[The records start]
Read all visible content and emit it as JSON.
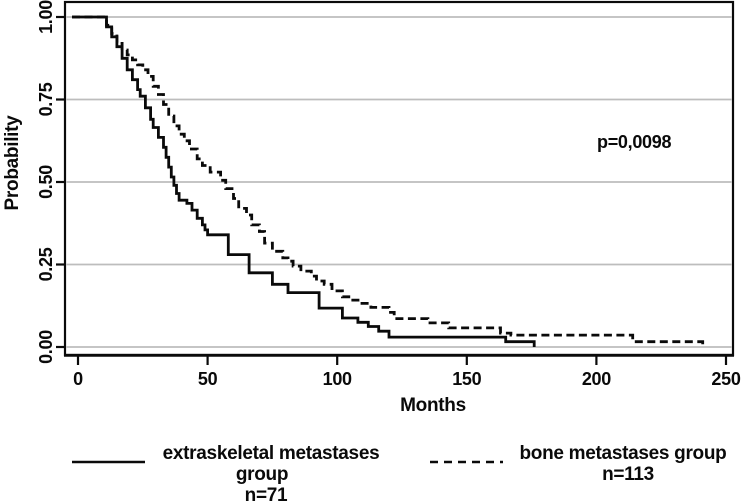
{
  "chart_data": {
    "type": "line",
    "subtype": "kaplan-meier-step",
    "title": "",
    "xlabel": "Months",
    "ylabel": "Probability",
    "annotation": "p=0,0098",
    "x_tick_labels": [
      "0",
      "50",
      "100",
      "150",
      "200",
      "250"
    ],
    "y_tick_labels_top_down": [
      "1.00",
      "0.75",
      "0.50",
      "0.25",
      "0.00"
    ],
    "xlim": [
      0,
      250
    ],
    "ylim": [
      0,
      1
    ],
    "grid": "horizontal",
    "legend_position": "bottom",
    "colors": {
      "line": "#0a0a0a",
      "grid": "#bdbdbd",
      "background": "#ffffff"
    },
    "series": [
      {
        "name": "extraskeletal metastases group",
        "n": "n=71",
        "style": "solid",
        "points": [
          [
            0,
            1.0
          ],
          [
            11,
            0.97
          ],
          [
            13,
            0.94
          ],
          [
            15,
            0.91
          ],
          [
            17,
            0.875
          ],
          [
            19,
            0.84
          ],
          [
            21,
            0.81
          ],
          [
            23,
            0.78
          ],
          [
            24,
            0.76
          ],
          [
            26,
            0.725
          ],
          [
            28,
            0.69
          ],
          [
            29,
            0.665
          ],
          [
            31,
            0.635
          ],
          [
            33,
            0.605
          ],
          [
            34,
            0.575
          ],
          [
            35,
            0.545
          ],
          [
            36,
            0.515
          ],
          [
            37,
            0.49
          ],
          [
            38,
            0.465
          ],
          [
            39,
            0.445
          ],
          [
            42,
            0.435
          ],
          [
            44,
            0.415
          ],
          [
            46,
            0.39
          ],
          [
            48,
            0.37
          ],
          [
            49,
            0.355
          ],
          [
            50,
            0.34
          ],
          [
            58,
            0.28
          ],
          [
            66,
            0.225
          ],
          [
            75,
            0.19
          ],
          [
            81,
            0.165
          ],
          [
            93,
            0.118
          ],
          [
            102,
            0.088
          ],
          [
            108,
            0.075
          ],
          [
            112,
            0.062
          ],
          [
            116,
            0.048
          ],
          [
            120,
            0.03
          ],
          [
            165,
            0.016
          ],
          [
            176,
            0.0
          ]
        ]
      },
      {
        "name": "bone metastases group",
        "n": "n=113",
        "style": "dashed",
        "points": [
          [
            0,
            1.0
          ],
          [
            11,
            0.975
          ],
          [
            13,
            0.95
          ],
          [
            15,
            0.92
          ],
          [
            17,
            0.9
          ],
          [
            19,
            0.885
          ],
          [
            21,
            0.87
          ],
          [
            23,
            0.855
          ],
          [
            25,
            0.84
          ],
          [
            27,
            0.82
          ],
          [
            29,
            0.79
          ],
          [
            31,
            0.765
          ],
          [
            33,
            0.735
          ],
          [
            35,
            0.7
          ],
          [
            37,
            0.67
          ],
          [
            39,
            0.645
          ],
          [
            41,
            0.625
          ],
          [
            43,
            0.6
          ],
          [
            46,
            0.57
          ],
          [
            48,
            0.55
          ],
          [
            51,
            0.53
          ],
          [
            55,
            0.505
          ],
          [
            57,
            0.48
          ],
          [
            60,
            0.45
          ],
          [
            62,
            0.42
          ],
          [
            65,
            0.4
          ],
          [
            67,
            0.37
          ],
          [
            70,
            0.35
          ],
          [
            72,
            0.315
          ],
          [
            75,
            0.29
          ],
          [
            79,
            0.27
          ],
          [
            81,
            0.26
          ],
          [
            83,
            0.245
          ],
          [
            86,
            0.23
          ],
          [
            90,
            0.215
          ],
          [
            92,
            0.2
          ],
          [
            95,
            0.19
          ],
          [
            98,
            0.17
          ],
          [
            102,
            0.152
          ],
          [
            105,
            0.142
          ],
          [
            109,
            0.132
          ],
          [
            113,
            0.12
          ],
          [
            120,
            0.105
          ],
          [
            122,
            0.086
          ],
          [
            135,
            0.073
          ],
          [
            143,
            0.058
          ],
          [
            163,
            0.042
          ],
          [
            167,
            0.036
          ],
          [
            214,
            0.016
          ],
          [
            241,
            0.005
          ]
        ]
      }
    ],
    "legend": [
      {
        "label_lines": [
          "extraskeletal metastases",
          "group"
        ],
        "n": "n=71",
        "style": "solid"
      },
      {
        "label_lines": [
          "bone metastases group"
        ],
        "n": "n=113",
        "style": "dashed"
      }
    ]
  }
}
[The records end]
Pictures are excluded; copy all other data exactly as shown.

*Exercise solution*:
Read all visible content and emit it as JSON.
{
  "chart_data": {
    "type": "line",
    "subtype": "kaplan-meier-step",
    "title": "",
    "xlabel": "Months",
    "ylabel": "Probability",
    "annotation": "p=0,0098",
    "x_tick_labels": [
      "0",
      "50",
      "100",
      "150",
      "200",
      "250"
    ],
    "y_tick_labels_top_down": [
      "1.00",
      "0.75",
      "0.50",
      "0.25",
      "0.00"
    ],
    "xlim": [
      0,
      250
    ],
    "ylim": [
      0,
      1
    ],
    "grid": "horizontal",
    "legend_position": "bottom",
    "colors": {
      "line": "#0a0a0a",
      "grid": "#bdbdbd",
      "background": "#ffffff"
    },
    "series": [
      {
        "name": "extraskeletal metastases group",
        "n": "n=71",
        "style": "solid",
        "points": [
          [
            0,
            1.0
          ],
          [
            11,
            0.97
          ],
          [
            13,
            0.94
          ],
          [
            15,
            0.91
          ],
          [
            17,
            0.875
          ],
          [
            19,
            0.84
          ],
          [
            21,
            0.81
          ],
          [
            23,
            0.78
          ],
          [
            24,
            0.76
          ],
          [
            26,
            0.725
          ],
          [
            28,
            0.69
          ],
          [
            29,
            0.665
          ],
          [
            31,
            0.635
          ],
          [
            33,
            0.605
          ],
          [
            34,
            0.575
          ],
          [
            35,
            0.545
          ],
          [
            36,
            0.515
          ],
          [
            37,
            0.49
          ],
          [
            38,
            0.465
          ],
          [
            39,
            0.445
          ],
          [
            42,
            0.435
          ],
          [
            44,
            0.415
          ],
          [
            46,
            0.39
          ],
          [
            48,
            0.37
          ],
          [
            49,
            0.355
          ],
          [
            50,
            0.34
          ],
          [
            58,
            0.28
          ],
          [
            66,
            0.225
          ],
          [
            75,
            0.19
          ],
          [
            81,
            0.165
          ],
          [
            93,
            0.118
          ],
          [
            102,
            0.088
          ],
          [
            108,
            0.075
          ],
          [
            112,
            0.062
          ],
          [
            116,
            0.048
          ],
          [
            120,
            0.03
          ],
          [
            165,
            0.016
          ],
          [
            176,
            0.0
          ]
        ]
      },
      {
        "name": "bone metastases group",
        "n": "n=113",
        "style": "dashed",
        "points": [
          [
            0,
            1.0
          ],
          [
            11,
            0.975
          ],
          [
            13,
            0.95
          ],
          [
            15,
            0.92
          ],
          [
            17,
            0.9
          ],
          [
            19,
            0.885
          ],
          [
            21,
            0.87
          ],
          [
            23,
            0.855
          ],
          [
            25,
            0.84
          ],
          [
            27,
            0.82
          ],
          [
            29,
            0.79
          ],
          [
            31,
            0.765
          ],
          [
            33,
            0.735
          ],
          [
            35,
            0.7
          ],
          [
            37,
            0.67
          ],
          [
            39,
            0.645
          ],
          [
            41,
            0.625
          ],
          [
            43,
            0.6
          ],
          [
            46,
            0.57
          ],
          [
            48,
            0.55
          ],
          [
            51,
            0.53
          ],
          [
            55,
            0.505
          ],
          [
            57,
            0.48
          ],
          [
            60,
            0.45
          ],
          [
            62,
            0.42
          ],
          [
            65,
            0.4
          ],
          [
            67,
            0.37
          ],
          [
            70,
            0.35
          ],
          [
            72,
            0.315
          ],
          [
            75,
            0.29
          ],
          [
            79,
            0.27
          ],
          [
            81,
            0.26
          ],
          [
            83,
            0.245
          ],
          [
            86,
            0.23
          ],
          [
            90,
            0.215
          ],
          [
            92,
            0.2
          ],
          [
            95,
            0.19
          ],
          [
            98,
            0.17
          ],
          [
            102,
            0.152
          ],
          [
            105,
            0.142
          ],
          [
            109,
            0.132
          ],
          [
            113,
            0.12
          ],
          [
            120,
            0.105
          ],
          [
            122,
            0.086
          ],
          [
            135,
            0.073
          ],
          [
            143,
            0.058
          ],
          [
            163,
            0.042
          ],
          [
            167,
            0.036
          ],
          [
            214,
            0.016
          ],
          [
            241,
            0.005
          ]
        ]
      }
    ],
    "legend": [
      {
        "label_lines": [
          "extraskeletal metastases",
          "group"
        ],
        "n": "n=71",
        "style": "solid"
      },
      {
        "label_lines": [
          "bone metastases group"
        ],
        "n": "n=113",
        "style": "dashed"
      }
    ]
  }
}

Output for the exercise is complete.